[Dataset rows]
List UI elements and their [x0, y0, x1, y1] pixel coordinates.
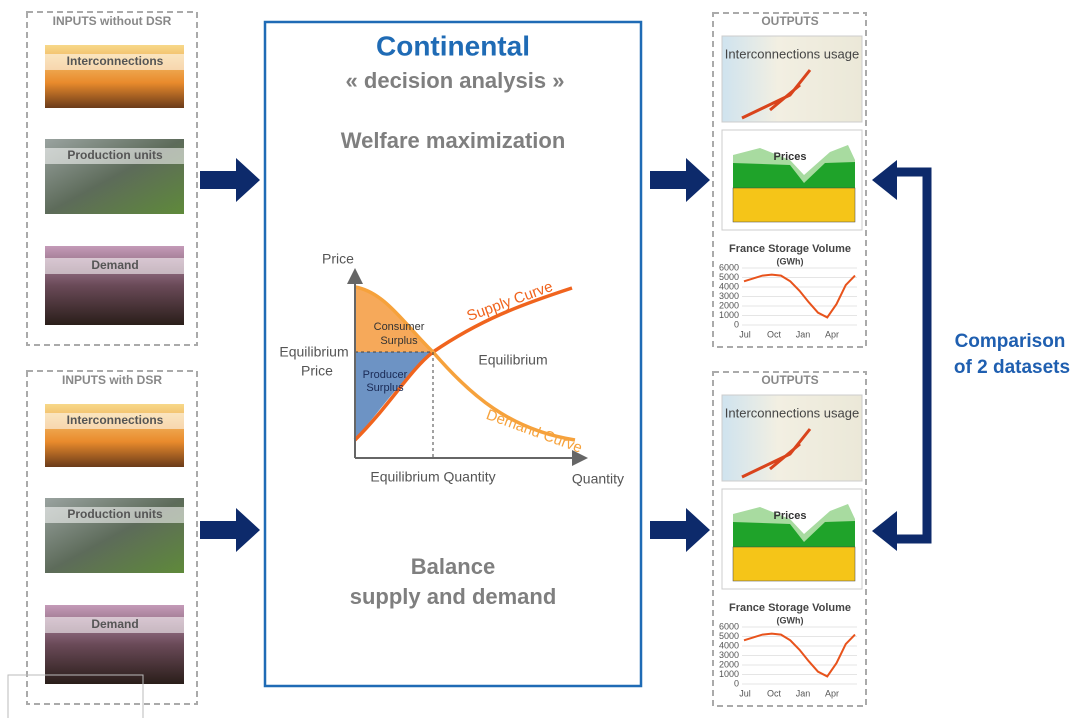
--
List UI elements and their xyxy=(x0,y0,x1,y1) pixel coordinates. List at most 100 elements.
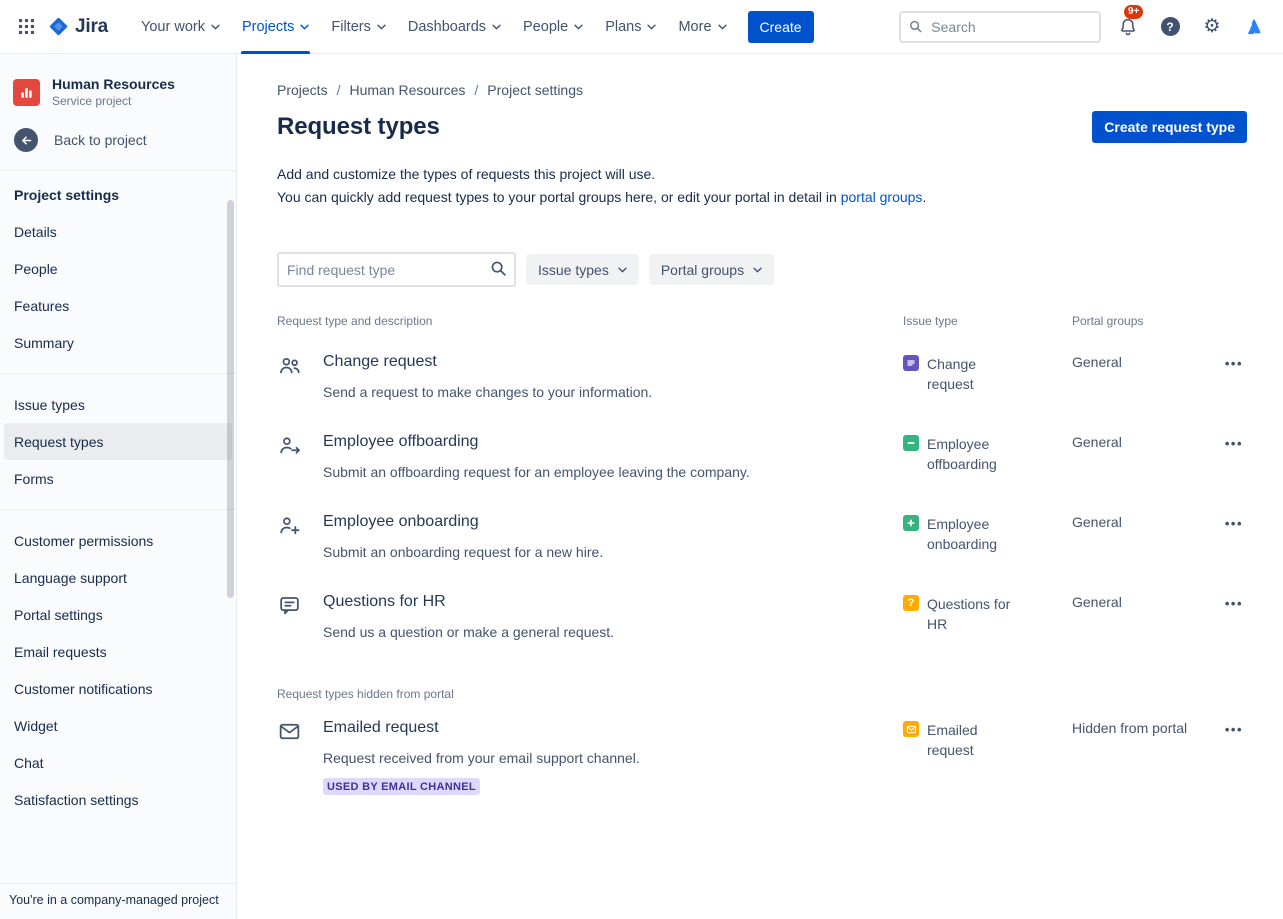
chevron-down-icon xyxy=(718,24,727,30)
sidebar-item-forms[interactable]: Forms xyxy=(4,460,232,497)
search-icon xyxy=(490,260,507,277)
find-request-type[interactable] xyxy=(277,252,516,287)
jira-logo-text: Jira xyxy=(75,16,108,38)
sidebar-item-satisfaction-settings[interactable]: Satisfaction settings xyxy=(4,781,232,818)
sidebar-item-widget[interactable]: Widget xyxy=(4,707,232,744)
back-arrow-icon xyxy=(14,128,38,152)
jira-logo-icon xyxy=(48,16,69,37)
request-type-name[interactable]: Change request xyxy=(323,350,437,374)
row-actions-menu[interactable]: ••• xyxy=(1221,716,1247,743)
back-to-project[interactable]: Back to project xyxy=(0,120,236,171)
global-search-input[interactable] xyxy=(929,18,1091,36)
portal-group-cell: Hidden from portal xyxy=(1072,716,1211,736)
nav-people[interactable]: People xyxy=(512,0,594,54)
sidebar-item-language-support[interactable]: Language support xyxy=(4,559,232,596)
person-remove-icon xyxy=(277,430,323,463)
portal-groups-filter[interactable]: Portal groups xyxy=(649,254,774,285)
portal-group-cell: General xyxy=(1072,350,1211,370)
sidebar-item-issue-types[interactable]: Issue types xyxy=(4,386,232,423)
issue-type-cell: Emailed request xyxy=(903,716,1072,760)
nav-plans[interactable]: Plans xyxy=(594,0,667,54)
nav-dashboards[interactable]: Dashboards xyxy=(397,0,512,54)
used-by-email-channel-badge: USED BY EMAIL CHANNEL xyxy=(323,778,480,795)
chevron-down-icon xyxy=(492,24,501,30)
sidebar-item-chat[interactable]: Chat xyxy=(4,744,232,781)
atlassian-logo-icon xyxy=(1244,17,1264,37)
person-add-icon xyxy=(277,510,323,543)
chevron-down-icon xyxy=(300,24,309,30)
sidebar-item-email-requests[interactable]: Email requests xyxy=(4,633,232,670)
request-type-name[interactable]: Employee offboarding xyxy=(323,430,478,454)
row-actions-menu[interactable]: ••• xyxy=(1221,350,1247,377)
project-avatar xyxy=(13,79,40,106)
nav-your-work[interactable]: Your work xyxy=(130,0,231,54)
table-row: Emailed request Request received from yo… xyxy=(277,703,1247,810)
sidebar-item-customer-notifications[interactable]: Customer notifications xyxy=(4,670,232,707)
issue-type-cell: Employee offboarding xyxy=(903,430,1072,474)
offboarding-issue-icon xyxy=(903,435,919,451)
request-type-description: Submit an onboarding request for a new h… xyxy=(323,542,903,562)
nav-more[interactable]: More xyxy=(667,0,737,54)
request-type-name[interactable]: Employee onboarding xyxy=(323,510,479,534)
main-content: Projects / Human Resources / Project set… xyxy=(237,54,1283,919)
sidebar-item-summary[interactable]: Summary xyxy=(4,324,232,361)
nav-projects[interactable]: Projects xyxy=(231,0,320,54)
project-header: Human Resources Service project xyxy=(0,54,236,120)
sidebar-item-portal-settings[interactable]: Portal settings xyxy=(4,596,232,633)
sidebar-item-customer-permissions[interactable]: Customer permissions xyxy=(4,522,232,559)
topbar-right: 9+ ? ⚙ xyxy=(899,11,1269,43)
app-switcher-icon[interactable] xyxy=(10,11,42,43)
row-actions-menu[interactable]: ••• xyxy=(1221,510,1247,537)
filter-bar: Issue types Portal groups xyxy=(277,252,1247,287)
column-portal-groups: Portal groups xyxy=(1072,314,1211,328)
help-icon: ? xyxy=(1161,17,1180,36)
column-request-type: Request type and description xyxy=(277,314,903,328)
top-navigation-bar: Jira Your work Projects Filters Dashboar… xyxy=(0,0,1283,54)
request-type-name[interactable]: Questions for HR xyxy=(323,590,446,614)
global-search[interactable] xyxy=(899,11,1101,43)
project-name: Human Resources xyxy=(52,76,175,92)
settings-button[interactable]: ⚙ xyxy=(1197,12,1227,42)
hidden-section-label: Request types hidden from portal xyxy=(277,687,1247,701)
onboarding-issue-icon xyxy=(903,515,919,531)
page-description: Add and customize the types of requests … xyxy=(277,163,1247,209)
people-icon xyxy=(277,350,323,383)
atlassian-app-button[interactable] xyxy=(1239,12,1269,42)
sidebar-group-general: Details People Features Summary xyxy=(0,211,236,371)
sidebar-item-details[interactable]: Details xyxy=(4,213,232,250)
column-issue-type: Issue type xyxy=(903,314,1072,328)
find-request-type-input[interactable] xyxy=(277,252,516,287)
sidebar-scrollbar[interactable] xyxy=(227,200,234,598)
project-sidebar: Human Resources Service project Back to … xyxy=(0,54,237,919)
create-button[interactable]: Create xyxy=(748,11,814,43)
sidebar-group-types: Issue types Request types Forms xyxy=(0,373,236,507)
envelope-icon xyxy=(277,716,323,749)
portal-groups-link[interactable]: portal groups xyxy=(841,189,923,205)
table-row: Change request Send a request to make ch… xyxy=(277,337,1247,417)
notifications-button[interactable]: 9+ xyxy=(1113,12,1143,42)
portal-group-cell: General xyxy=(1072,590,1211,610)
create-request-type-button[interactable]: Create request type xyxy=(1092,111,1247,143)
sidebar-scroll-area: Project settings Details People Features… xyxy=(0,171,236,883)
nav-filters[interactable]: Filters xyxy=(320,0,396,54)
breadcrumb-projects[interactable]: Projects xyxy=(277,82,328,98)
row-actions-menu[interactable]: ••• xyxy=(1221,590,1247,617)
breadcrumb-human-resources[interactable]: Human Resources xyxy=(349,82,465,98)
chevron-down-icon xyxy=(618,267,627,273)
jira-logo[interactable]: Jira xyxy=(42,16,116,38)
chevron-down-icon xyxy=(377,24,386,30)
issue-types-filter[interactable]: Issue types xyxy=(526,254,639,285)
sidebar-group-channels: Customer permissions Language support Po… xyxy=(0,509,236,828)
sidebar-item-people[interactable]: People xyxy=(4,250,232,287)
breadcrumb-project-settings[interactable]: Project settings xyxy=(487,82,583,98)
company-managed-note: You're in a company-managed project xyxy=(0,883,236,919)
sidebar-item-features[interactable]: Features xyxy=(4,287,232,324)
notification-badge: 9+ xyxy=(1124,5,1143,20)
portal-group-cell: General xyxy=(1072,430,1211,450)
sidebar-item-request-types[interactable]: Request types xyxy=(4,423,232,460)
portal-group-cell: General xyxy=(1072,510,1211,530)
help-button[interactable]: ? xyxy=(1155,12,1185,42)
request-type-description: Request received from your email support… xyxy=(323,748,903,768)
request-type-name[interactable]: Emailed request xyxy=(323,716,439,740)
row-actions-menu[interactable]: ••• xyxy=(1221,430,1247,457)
==
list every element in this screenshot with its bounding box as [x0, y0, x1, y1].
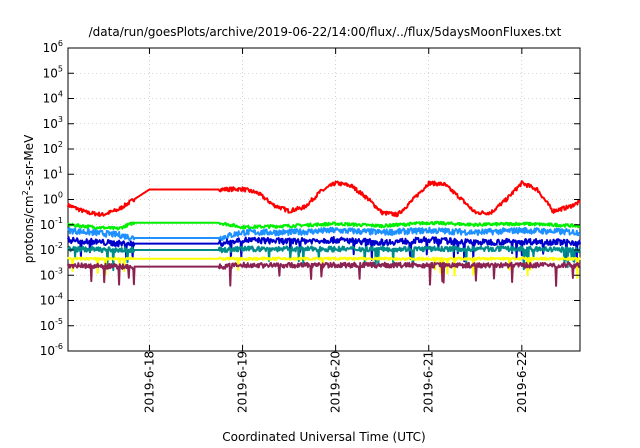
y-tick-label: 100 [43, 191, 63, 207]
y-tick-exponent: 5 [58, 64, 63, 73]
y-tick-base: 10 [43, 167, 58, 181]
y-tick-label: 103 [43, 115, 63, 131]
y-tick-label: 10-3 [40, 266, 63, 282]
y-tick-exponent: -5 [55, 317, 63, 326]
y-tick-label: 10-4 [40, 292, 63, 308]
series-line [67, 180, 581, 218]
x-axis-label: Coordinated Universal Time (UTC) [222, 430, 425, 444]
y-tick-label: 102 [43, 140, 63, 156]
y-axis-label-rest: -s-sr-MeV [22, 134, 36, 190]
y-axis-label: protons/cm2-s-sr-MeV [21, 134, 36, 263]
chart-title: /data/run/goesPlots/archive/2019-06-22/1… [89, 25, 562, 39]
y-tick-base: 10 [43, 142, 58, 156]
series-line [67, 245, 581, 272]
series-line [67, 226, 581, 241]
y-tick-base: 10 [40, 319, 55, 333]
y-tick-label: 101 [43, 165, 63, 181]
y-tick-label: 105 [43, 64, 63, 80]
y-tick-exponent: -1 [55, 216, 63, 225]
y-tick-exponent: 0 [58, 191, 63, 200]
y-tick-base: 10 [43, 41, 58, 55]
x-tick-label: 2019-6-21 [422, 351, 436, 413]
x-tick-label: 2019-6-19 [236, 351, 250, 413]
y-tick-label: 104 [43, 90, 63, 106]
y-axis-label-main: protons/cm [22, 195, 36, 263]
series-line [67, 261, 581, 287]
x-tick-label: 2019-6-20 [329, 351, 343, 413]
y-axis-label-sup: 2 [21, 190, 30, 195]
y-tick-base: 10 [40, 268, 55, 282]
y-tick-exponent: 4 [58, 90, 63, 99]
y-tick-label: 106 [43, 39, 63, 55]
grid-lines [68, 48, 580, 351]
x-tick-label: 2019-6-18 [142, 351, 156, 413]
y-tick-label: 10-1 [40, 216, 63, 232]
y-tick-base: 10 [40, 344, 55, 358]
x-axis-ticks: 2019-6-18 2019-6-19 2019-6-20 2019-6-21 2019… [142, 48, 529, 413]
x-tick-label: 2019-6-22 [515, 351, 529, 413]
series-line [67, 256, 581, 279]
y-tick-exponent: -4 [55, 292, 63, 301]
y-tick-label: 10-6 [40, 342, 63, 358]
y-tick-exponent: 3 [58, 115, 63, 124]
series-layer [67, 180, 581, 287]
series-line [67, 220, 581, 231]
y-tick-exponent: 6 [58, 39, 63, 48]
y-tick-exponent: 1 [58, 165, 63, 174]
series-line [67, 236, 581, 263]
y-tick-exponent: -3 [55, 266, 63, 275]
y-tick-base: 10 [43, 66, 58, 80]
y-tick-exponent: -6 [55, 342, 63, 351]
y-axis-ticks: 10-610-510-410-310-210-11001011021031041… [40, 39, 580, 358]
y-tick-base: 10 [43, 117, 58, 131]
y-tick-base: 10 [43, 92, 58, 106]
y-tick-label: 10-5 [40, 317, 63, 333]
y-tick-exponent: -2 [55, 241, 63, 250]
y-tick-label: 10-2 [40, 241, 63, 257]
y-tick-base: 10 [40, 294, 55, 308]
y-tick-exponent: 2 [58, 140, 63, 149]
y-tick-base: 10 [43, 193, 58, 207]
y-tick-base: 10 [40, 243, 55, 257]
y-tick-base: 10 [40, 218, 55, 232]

[Stated exercise]
Identify every line in the records above that contains the string "chevron", and copy each of those lines in full.

[Result of this task]
chevron-down-icon xyxy=(718,24,727,30)
chevron-down-icon xyxy=(492,24,501,30)
chevron-down-icon xyxy=(300,24,309,30)
chevron-down-icon xyxy=(618,267,627,273)
chevron-down-icon xyxy=(377,24,386,30)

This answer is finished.